THE EXERCISE
Go through the entries one line at a time, and gather every line that has the word "人行甘南中心支行".

[Part of a data file]
<<<<

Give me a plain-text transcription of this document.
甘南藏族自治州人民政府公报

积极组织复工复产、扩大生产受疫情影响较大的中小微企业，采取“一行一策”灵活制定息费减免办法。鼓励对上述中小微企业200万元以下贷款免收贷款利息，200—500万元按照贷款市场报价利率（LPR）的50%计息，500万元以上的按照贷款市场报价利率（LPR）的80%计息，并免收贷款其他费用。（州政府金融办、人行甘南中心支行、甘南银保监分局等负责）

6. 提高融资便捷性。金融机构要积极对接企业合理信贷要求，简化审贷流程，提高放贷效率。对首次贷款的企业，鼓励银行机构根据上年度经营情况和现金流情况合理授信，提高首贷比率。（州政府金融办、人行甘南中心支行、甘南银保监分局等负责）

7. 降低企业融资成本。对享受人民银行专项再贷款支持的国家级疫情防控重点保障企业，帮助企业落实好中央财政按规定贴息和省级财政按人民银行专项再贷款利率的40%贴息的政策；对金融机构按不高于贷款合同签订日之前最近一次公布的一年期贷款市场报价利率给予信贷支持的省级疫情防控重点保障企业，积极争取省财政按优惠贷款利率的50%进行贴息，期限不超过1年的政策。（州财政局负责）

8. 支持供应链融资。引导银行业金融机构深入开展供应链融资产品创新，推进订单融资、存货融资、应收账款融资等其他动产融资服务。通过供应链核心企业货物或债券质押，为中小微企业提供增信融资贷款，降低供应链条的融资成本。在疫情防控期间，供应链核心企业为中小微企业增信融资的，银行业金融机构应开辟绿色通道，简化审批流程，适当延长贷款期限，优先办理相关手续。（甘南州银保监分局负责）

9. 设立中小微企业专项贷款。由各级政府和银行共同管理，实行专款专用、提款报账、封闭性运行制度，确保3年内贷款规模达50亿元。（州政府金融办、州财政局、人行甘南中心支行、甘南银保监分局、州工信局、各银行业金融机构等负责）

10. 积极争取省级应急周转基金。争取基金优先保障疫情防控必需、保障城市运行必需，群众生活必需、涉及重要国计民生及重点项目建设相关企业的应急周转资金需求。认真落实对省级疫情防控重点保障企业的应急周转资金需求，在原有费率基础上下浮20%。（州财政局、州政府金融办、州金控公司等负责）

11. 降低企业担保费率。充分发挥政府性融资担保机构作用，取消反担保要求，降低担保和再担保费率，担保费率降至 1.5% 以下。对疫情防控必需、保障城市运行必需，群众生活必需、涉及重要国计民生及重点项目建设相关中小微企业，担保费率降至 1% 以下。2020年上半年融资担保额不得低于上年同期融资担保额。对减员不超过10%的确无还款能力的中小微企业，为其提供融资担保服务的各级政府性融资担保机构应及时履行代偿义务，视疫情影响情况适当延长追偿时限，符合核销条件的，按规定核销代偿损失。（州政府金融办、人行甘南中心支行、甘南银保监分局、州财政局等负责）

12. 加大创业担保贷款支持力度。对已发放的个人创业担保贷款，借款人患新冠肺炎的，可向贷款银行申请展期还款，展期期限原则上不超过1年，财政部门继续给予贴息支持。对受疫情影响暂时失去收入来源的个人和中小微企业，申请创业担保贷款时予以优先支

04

>>>>

WRITTEN RESPONSE
积极组织复工复产、扩大生产受疫情影响较大的中小微企业，采取“一行一策”灵活制定息费减免办法。鼓励对上述中小微企业200万元以下贷款免收贷款利息，200—500万元按照贷款市场报价利率（LPR）的50%计息，500万元以上的按照贷款市场报价利率（LPR）的80%计息，并免收贷款其他费用。（州政府金融办、人行甘南中心支行、甘南银保监分局等负责）
6. 提高融资便捷性。金融机构要积极对接企业合理信贷要求，简化审贷流程，提高放贷效率。对首次贷款的企业，鼓励银行机构根据上年度经营情况和现金流情况合理授信，提高首贷比率。（州政府金融办、人行甘南中心支行、甘南银保监分局等负责）
9. 设立中小微企业专项贷款。由各级政府和银行共同管理，实行专款专用、提款报账、封闭性运行制度，确保3年内贷款规模达50亿元。（州政府金融办、州财政局、人行甘南中心支行、甘南银保监分局、州工信局、各银行业金融机构等负责）
11. 降低企业担保费率。充分发挥政府性融资担保机构作用，取消反担保要求，降低担保和再担保费率，担保费率降至 1.5% 以下。对疫情防控必需、保障城市运行必需，群众生活必需、涉及重要国计民生及重点项目建设相关中小微企业，担保费率降至 1% 以下。2020年上半年融资担保额不得低于上年同期融资担保额。对减员不超过10%的确无还款能力的中小微企业，为其提供融资担保服务的各级政府性融资担保机构应及时履行代偿义务，视疫情影响情况适当延长追偿时限，符合核销条件的，按规定核销代偿损失。（州政府金融办、人行甘南中心支行、甘南银保监分局、州财政局等负责）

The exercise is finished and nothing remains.